> **EXERCISE TASK**: Emit the data below verbatim, stripping out any pictures.

-- Start of EXCERPTED RECORDS --

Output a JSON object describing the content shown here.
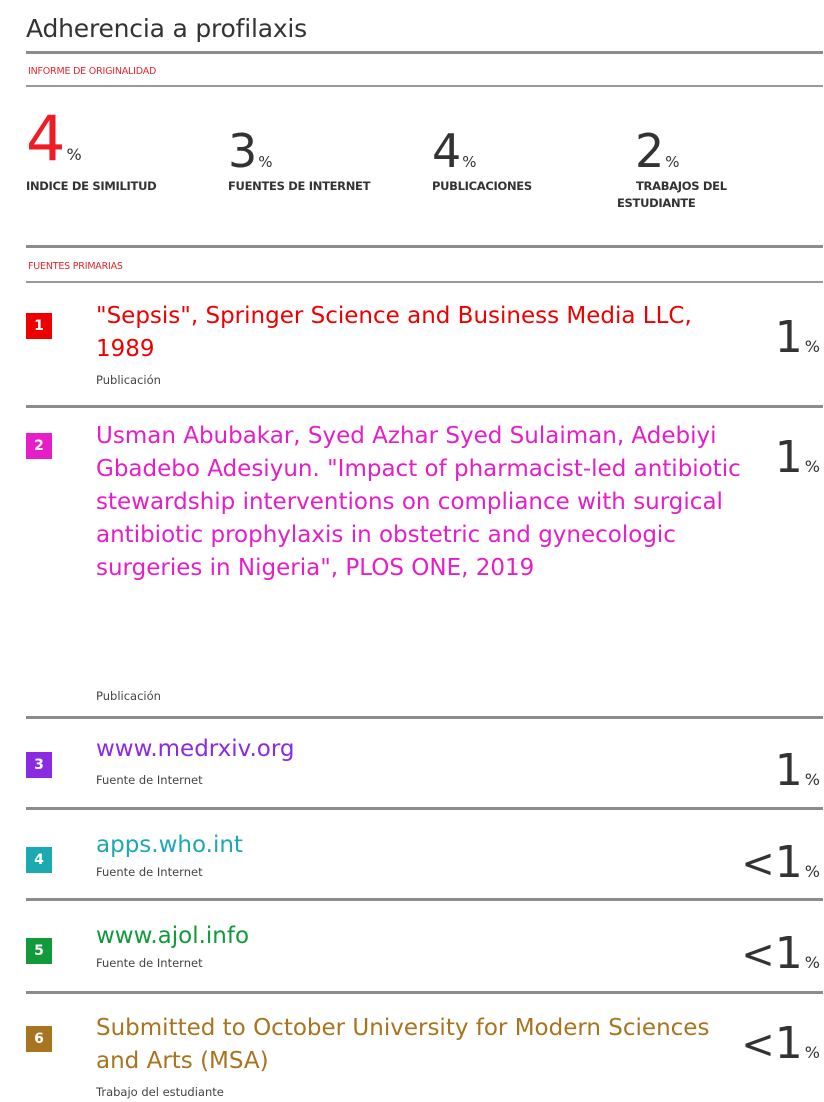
{
  "document_title": "Adherencia a profilaxis",
  "report_label": "INFORME DE ORIGINALIDAD",
  "stats": [
    {
      "value": "4",
      "unit": "%",
      "label": "INDICE DE SIMILITUD"
    },
    {
      "value": "3",
      "unit": "%",
      "label": "FUENTES DE INTERNET"
    },
    {
      "value": "4",
      "unit": "%",
      "label": "PUBLICACIONES"
    },
    {
      "value": "2",
      "unit": "%",
      "label_line1": "TRABAJOS DEL",
      "label_line2": "ESTUDIANTE"
    }
  ],
  "primary_label": "FUENTES PRIMARIAS",
  "sources": [
    {
      "rank": "1",
      "color": "#ee0000",
      "title": "\"Sepsis\", Springer Science and Business Media LLC, 1989",
      "type": "Publicación",
      "prefix": "",
      "percent": "1",
      "unit": "%"
    },
    {
      "rank": "2",
      "color": "#e61ec8",
      "title": "Usman Abubakar, Syed Azhar Syed Sulaiman, Adebiyi Gbadebo Adesiyun. \"Impact of pharmacist-led antibiotic stewardship interventions on compliance with surgical antibiotic prophylaxis in obstetric and gynecologic surgeries in Nigeria\", PLOS ONE, 2019",
      "type": "Publicación",
      "prefix": "",
      "percent": "1",
      "unit": "%"
    },
    {
      "rank": "3",
      "color": "#8a2be2",
      "title": "www.medrxiv.org",
      "type": "Fuente de Internet",
      "prefix": "",
      "percent": "1",
      "unit": "%"
    },
    {
      "rank": "4",
      "color": "#1ca9b2",
      "title": "apps.who.int",
      "type": "Fuente de Internet",
      "prefix": "<",
      "percent": "1",
      "unit": "%"
    },
    {
      "rank": "5",
      "color": "#119a3a",
      "title": "www.ajol.info",
      "type": "Fuente de Internet",
      "prefix": "<",
      "percent": "1",
      "unit": "%"
    },
    {
      "rank": "6",
      "color": "#a8741f",
      "title": "Submitted to October University for Modern Sciences and Arts (MSA)",
      "type": "Trabajo del estudiante",
      "prefix": "<",
      "percent": "1",
      "unit": "%"
    }
  ]
}
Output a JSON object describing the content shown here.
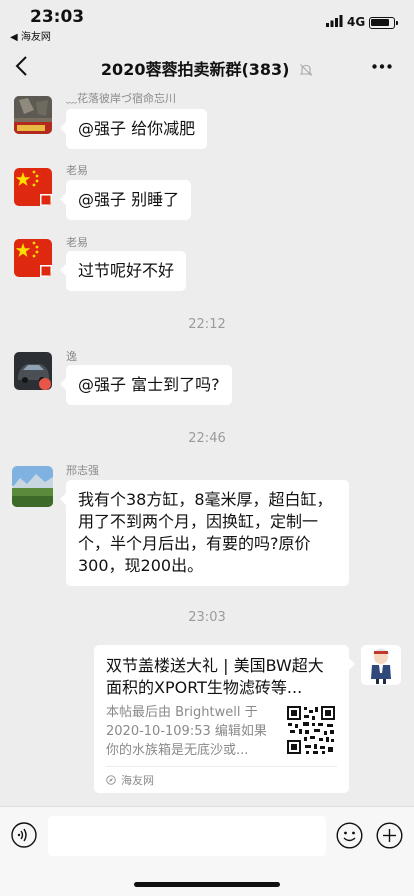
{
  "status_bar": {
    "time": "23:03",
    "back_app": "◀ 海友网",
    "network": "4G"
  },
  "nav": {
    "title": "2020蓉蓉拍卖新群(383)"
  },
  "messages": [
    {
      "sender": "﹏花落彼岸づ宿命忘川",
      "text": "@强子 给你减肥"
    },
    {
      "sender": "老易",
      "text": "@强子 别睡了"
    },
    {
      "sender": "老易",
      "text": "过节呢好不好"
    },
    {
      "sender": "逸",
      "text": "@强子 富士到了吗?"
    },
    {
      "sender": "邢志强",
      "text": "我有个38方缸，8毫米厚，超白缸，用了不到两个月，因换缸，定制一个，半个月后出，有要的吗?原价300，现200出。"
    }
  ],
  "timestamps": [
    "22:12",
    "22:46",
    "23:03"
  ],
  "card": {
    "title": "双节盖楼送大礼 | 美国BW超大面积的XPORT生物滤砖等...",
    "desc": "本帖最后由 Brightwell 于 2020-10-109:53 编辑如果你的水族箱是无底沙或...",
    "source": "海友网"
  },
  "input": {
    "value": ""
  }
}
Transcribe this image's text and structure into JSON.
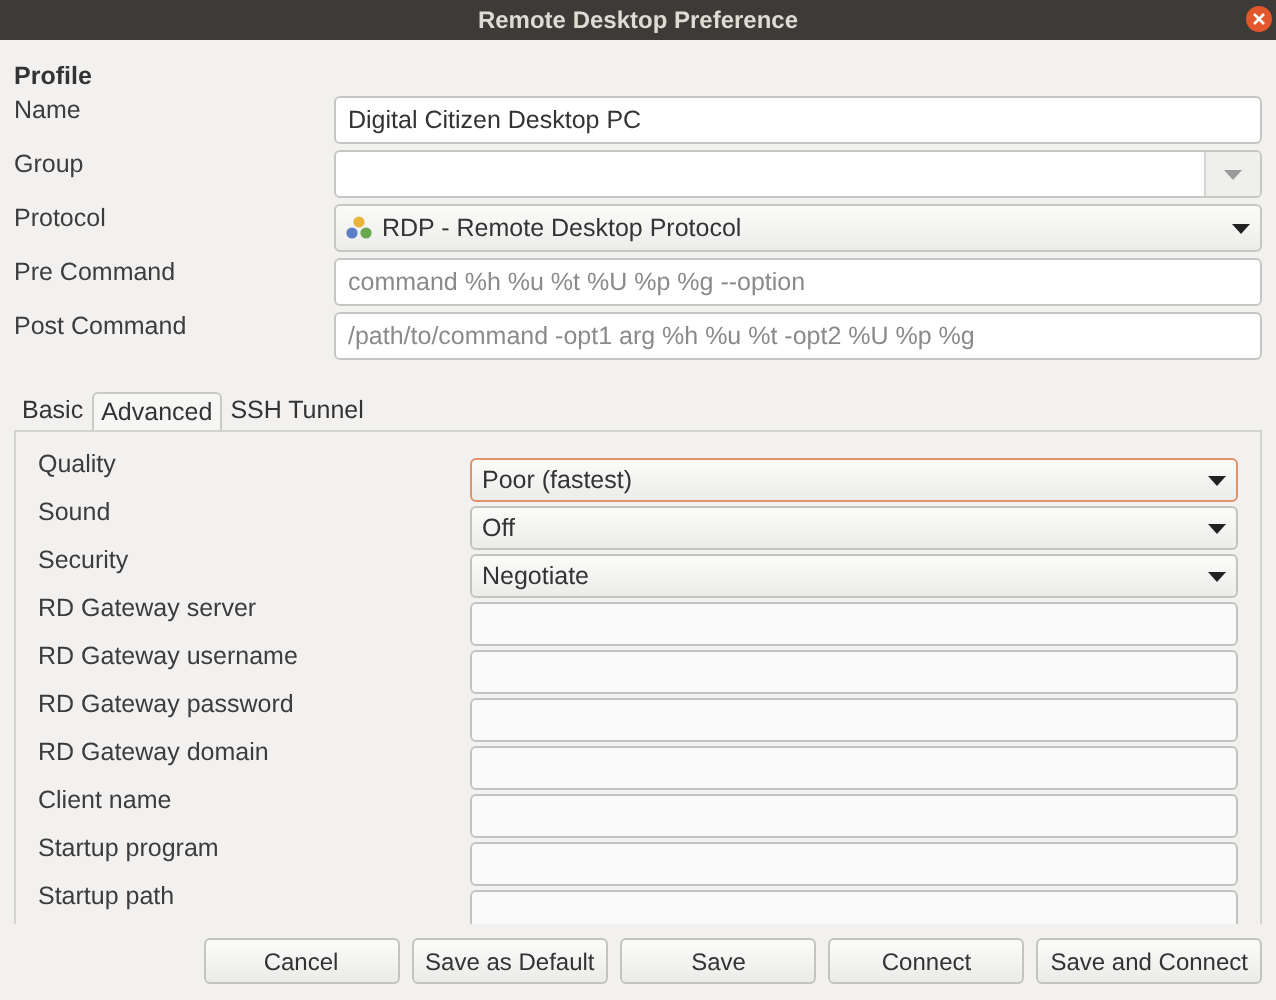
{
  "window": {
    "title": "Remote Desktop Preference"
  },
  "profile": {
    "heading": "Profile",
    "fields": [
      {
        "label": "Name",
        "kind": "entry",
        "value": "Digital Citizen Desktop PC"
      },
      {
        "label": "Group",
        "kind": "combo-entry"
      },
      {
        "label": "Protocol",
        "kind": "combo",
        "value": "RDP - Remote Desktop Protocol",
        "icon": true
      },
      {
        "label": "Pre Command",
        "kind": "entry",
        "placeholder": "command %h %u %t %U %p %g --option"
      },
      {
        "label": "Post Command",
        "kind": "entry",
        "placeholder": "/path/to/command -opt1 arg %h %u %t -opt2 %U %p %g"
      }
    ]
  },
  "tabs": [
    {
      "label": "Basic",
      "selected": false
    },
    {
      "label": "Advanced",
      "selected": true
    },
    {
      "label": "SSH Tunnel",
      "selected": false
    }
  ],
  "advanced": [
    {
      "label": "Quality",
      "kind": "combo",
      "value": "Poor (fastest)",
      "focused": true
    },
    {
      "label": "Sound",
      "kind": "combo",
      "value": "Off",
      "focused": false
    },
    {
      "label": "Security",
      "kind": "combo",
      "value": "Negotiate",
      "focused": false
    },
    {
      "label": "RD Gateway server",
      "kind": "entry",
      "focused": false
    },
    {
      "label": "RD Gateway username",
      "kind": "entry",
      "focused": false
    },
    {
      "label": "RD Gateway password",
      "kind": "entry",
      "focused": false
    },
    {
      "label": "RD Gateway domain",
      "kind": "entry",
      "focused": false
    },
    {
      "label": "Client name",
      "kind": "entry",
      "focused": false
    },
    {
      "label": "Startup program",
      "kind": "entry",
      "focused": false
    },
    {
      "label": "Startup path",
      "kind": "entry",
      "focused": false
    }
  ],
  "buttons": [
    "Cancel",
    "Save as Default",
    "Save",
    "Connect",
    "Save and Connect"
  ]
}
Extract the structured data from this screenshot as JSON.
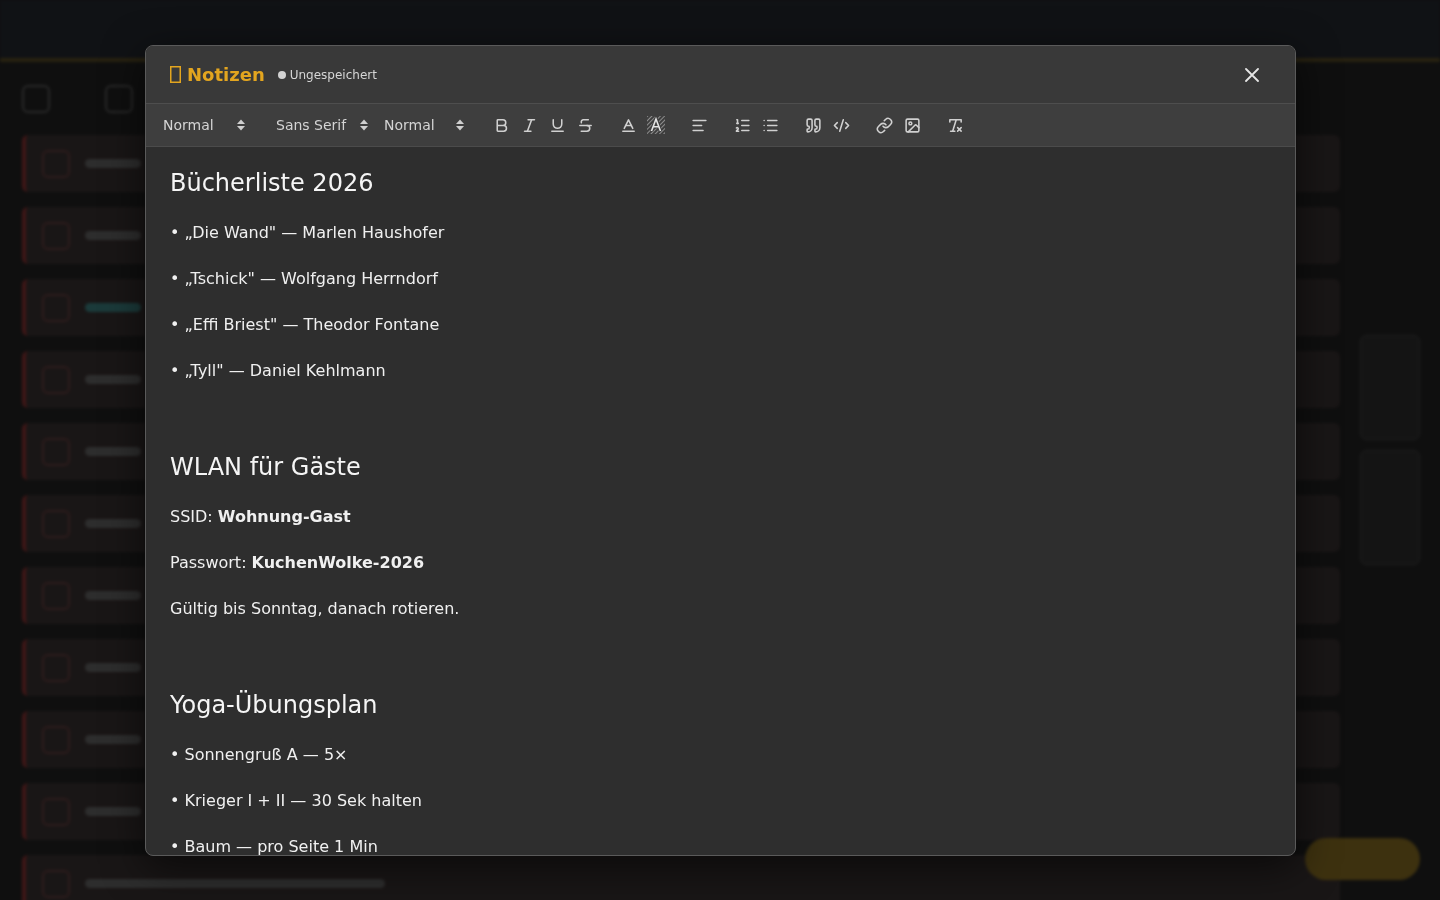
{
  "modal": {
    "title": "Notizen",
    "status": "Ungespeichert",
    "toolbar": {
      "pickers": [
        {
          "kind": "header",
          "value": "Normal"
        },
        {
          "kind": "font",
          "value": "Sans Serif"
        },
        {
          "kind": "size",
          "value": "Normal"
        }
      ]
    },
    "content": [
      {
        "kind": "heading",
        "text": "Bücherliste 2026"
      },
      {
        "kind": "paragraph",
        "text": "• „Die Wand\" — Marlen Haushofer"
      },
      {
        "kind": "paragraph",
        "text": "• „Tschick\" — Wolfgang Herrndorf"
      },
      {
        "kind": "paragraph",
        "text": "• „Effi Briest\" — Theodor Fontane"
      },
      {
        "kind": "paragraph",
        "text": "• „Tyll\" — Daniel Kehlmann"
      },
      {
        "kind": "empty"
      },
      {
        "kind": "heading",
        "text": "WLAN für Gäste"
      },
      {
        "kind": "paragraph",
        "text": "SSID: **Wohnung-Gast**"
      },
      {
        "kind": "paragraph",
        "text": "Passwort: **KuchenWolke-2026**"
      },
      {
        "kind": "paragraph",
        "text": "Gültig bis Sonntag, danach rotieren."
      },
      {
        "kind": "empty"
      },
      {
        "kind": "heading",
        "text": "Yoga-Übungsplan"
      },
      {
        "kind": "paragraph",
        "text": "• Sonnengruß A — 5×"
      },
      {
        "kind": "paragraph",
        "text": "• Krieger I + II — 30 Sek halten"
      },
      {
        "kind": "paragraph",
        "text": "• Baum — pro Seite 1 Min"
      }
    ]
  }
}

-- End of EXCERPTED RECORDS --

> **EXPECTED ANSWER**:
Output a JSON object describing the content shown here.
{
  "document_title": "Adherencia a profilaxis",
  "report_label": "INFORME DE ORIGINALIDAD",
  "stats": [
    {
      "value": "4",
      "unit": "%",
      "label": "INDICE DE SIMILITUD"
    },
    {
      "value": "3",
      "unit": "%",
      "label": "FUENTES DE INTERNET"
    },
    {
      "value": "4",
      "unit": "%",
      "label": "PUBLICACIONES"
    },
    {
      "value": "2",
      "unit": "%",
      "label_line1": "TRABAJOS DEL",
      "label_line2": "ESTUDIANTE"
    }
  ],
  "primary_label": "FUENTES PRIMARIAS",
  "sources": [
    {
      "rank": "1",
      "color": "#ee0000",
      "title": "\"Sepsis\", Springer Science and Business Media LLC, 1989",
      "type": "Publicación",
      "prefix": "",
      "percent": "1",
      "unit": "%"
    },
    {
      "rank": "2",
      "color": "#e61ec8",
      "title": "Usman Abubakar, Syed Azhar Syed Sulaiman, Adebiyi Gbadebo Adesiyun. \"Impact of pharmacist-led antibiotic stewardship interventions on compliance with surgical antibiotic prophylaxis in obstetric and gynecologic surgeries in Nigeria\", PLOS ONE, 2019",
      "type": "Publicación",
      "prefix": "",
      "percent": "1",
      "unit": "%"
    },
    {
      "rank": "3",
      "color": "#8a2be2",
      "title": "www.medrxiv.org",
      "type": "Fuente de Internet",
      "prefix": "",
      "percent": "1",
      "unit": "%"
    },
    {
      "rank": "4",
      "color": "#1ca9b2",
      "title": "apps.who.int",
      "type": "Fuente de Internet",
      "prefix": "<",
      "percent": "1",
      "unit": "%"
    },
    {
      "rank": "5",
      "color": "#119a3a",
      "title": "www.ajol.info",
      "type": "Fuente de Internet",
      "prefix": "<",
      "percent": "1",
      "unit": "%"
    },
    {
      "rank": "6",
      "color": "#a8741f",
      "title": "Submitted to October University for Modern Sciences and Arts (MSA)",
      "type": "Trabajo del estudiante",
      "prefix": "<",
      "percent": "1",
      "unit": "%"
    }
  ]
}
Output a JSON object describing the content shown here.
{
  "status_bar": {
    "time": "23:03",
    "back_app": "◀ 海友网",
    "network": "4G"
  },
  "nav": {
    "title": "2020蓉蓉拍卖新群(383)"
  },
  "messages": [
    {
      "sender": "﹏花落彼岸づ宿命忘川",
      "text": "@强子 给你减肥"
    },
    {
      "sender": "老易",
      "text": "@强子 别睡了"
    },
    {
      "sender": "老易",
      "text": "过节呢好不好"
    },
    {
      "sender": "逸",
      "text": "@强子 富士到了吗?"
    },
    {
      "sender": "邢志强",
      "text": "我有个38方缸，8毫米厚，超白缸，用了不到两个月，因换缸，定制一个，半个月后出，有要的吗?原价300，现200出。"
    }
  ],
  "timestamps": [
    "22:12",
    "22:46",
    "23:03"
  ],
  "card": {
    "title": "双节盖楼送大礼 | 美国BW超大面积的XPORT生物滤砖等...",
    "desc": "本帖最后由 Brightwell 于 2020-10-109:53 编辑如果你的水族箱是无底沙或...",
    "source": "海友网"
  },
  "input": {
    "value": ""
  }
}
Transcribe this image's text and structure into JSON.
{
  "window": {
    "title": "Remote Desktop Preference"
  },
  "profile": {
    "heading": "Profile",
    "fields": [
      {
        "label": "Name",
        "kind": "entry",
        "value": "Digital Citizen Desktop PC"
      },
      {
        "label": "Group",
        "kind": "combo-entry"
      },
      {
        "label": "Protocol",
        "kind": "combo",
        "value": "RDP - Remote Desktop Protocol",
        "icon": true
      },
      {
        "label": "Pre Command",
        "kind": "entry",
        "placeholder": "command %h %u %t %U %p %g --option"
      },
      {
        "label": "Post Command",
        "kind": "entry",
        "placeholder": "/path/to/command -opt1 arg %h %u %t -opt2 %U %p %g"
      }
    ]
  },
  "tabs": [
    {
      "label": "Basic",
      "selected": false
    },
    {
      "label": "Advanced",
      "selected": true
    },
    {
      "label": "SSH Tunnel",
      "selected": false
    }
  ],
  "advanced": [
    {
      "label": "Quality",
      "kind": "combo",
      "value": "Poor (fastest)",
      "focused": true
    },
    {
      "label": "Sound",
      "kind": "combo",
      "value": "Off",
      "focused": false
    },
    {
      "label": "Security",
      "kind": "combo",
      "value": "Negotiate",
      "focused": false
    },
    {
      "label": "RD Gateway server",
      "kind": "entry",
      "focused": false
    },
    {
      "label": "RD Gateway username",
      "kind": "entry",
      "focused": false
    },
    {
      "label": "RD Gateway password",
      "kind": "entry",
      "focused": false
    },
    {
      "label": "RD Gateway domain",
      "kind": "entry",
      "focused": false
    },
    {
      "label": "Client name",
      "kind": "entry",
      "focused": false
    },
    {
      "label": "Startup program",
      "kind": "entry",
      "focused": false
    },
    {
      "label": "Startup path",
      "kind": "entry",
      "focused": false
    }
  ],
  "buttons": [
    "Cancel",
    "Save as Default",
    "Save",
    "Connect",
    "Save and Connect"
  ]
}
Extract the structured data from this screenshot as JSON.
{
  "modal": {
    "title": "Notizen",
    "status": "Ungespeichert",
    "toolbar": {
      "pickers": [
        {
          "kind": "header",
          "value": "Normal"
        },
        {
          "kind": "font",
          "value": "Sans Serif"
        },
        {
          "kind": "size",
          "value": "Normal"
        }
      ]
    },
    "content": [
      {
        "kind": "heading",
        "text": "Bücherliste 2026"
      },
      {
        "kind": "paragraph",
        "text": "• „Die Wand\" — Marlen Haushofer"
      },
      {
        "kind": "paragraph",
        "text": "• „Tschick\" — Wolfgang Herrndorf"
      },
      {
        "kind": "paragraph",
        "text": "• „Effi Briest\" — Theodor Fontane"
      },
      {
        "kind": "paragraph",
        "text": "• „Tyll\" — Daniel Kehlmann"
      },
      {
        "kind": "empty"
      },
      {
        "kind": "heading",
        "text": "WLAN für Gäste"
      },
      {
        "kind": "paragraph",
        "text": "SSID: **Wohnung-Gast**"
      },
      {
        "kind": "paragraph",
        "text": "Passwort: **KuchenWolke-2026**"
      },
      {
        "kind": "paragraph",
        "text": "Gültig bis Sonntag, danach rotieren."
      },
      {
        "kind": "empty"
      },
      {
        "kind": "heading",
        "text": "Yoga-Übungsplan"
      },
      {
        "kind": "paragraph",
        "text": "• Sonnengruß A — 5×"
      },
      {
        "kind": "paragraph",
        "text": "• Krieger I + II — 30 Sek halten"
      },
      {
        "kind": "paragraph",
        "text": "• Baum — pro Seite 1 Min"
      }
    ]
  }
}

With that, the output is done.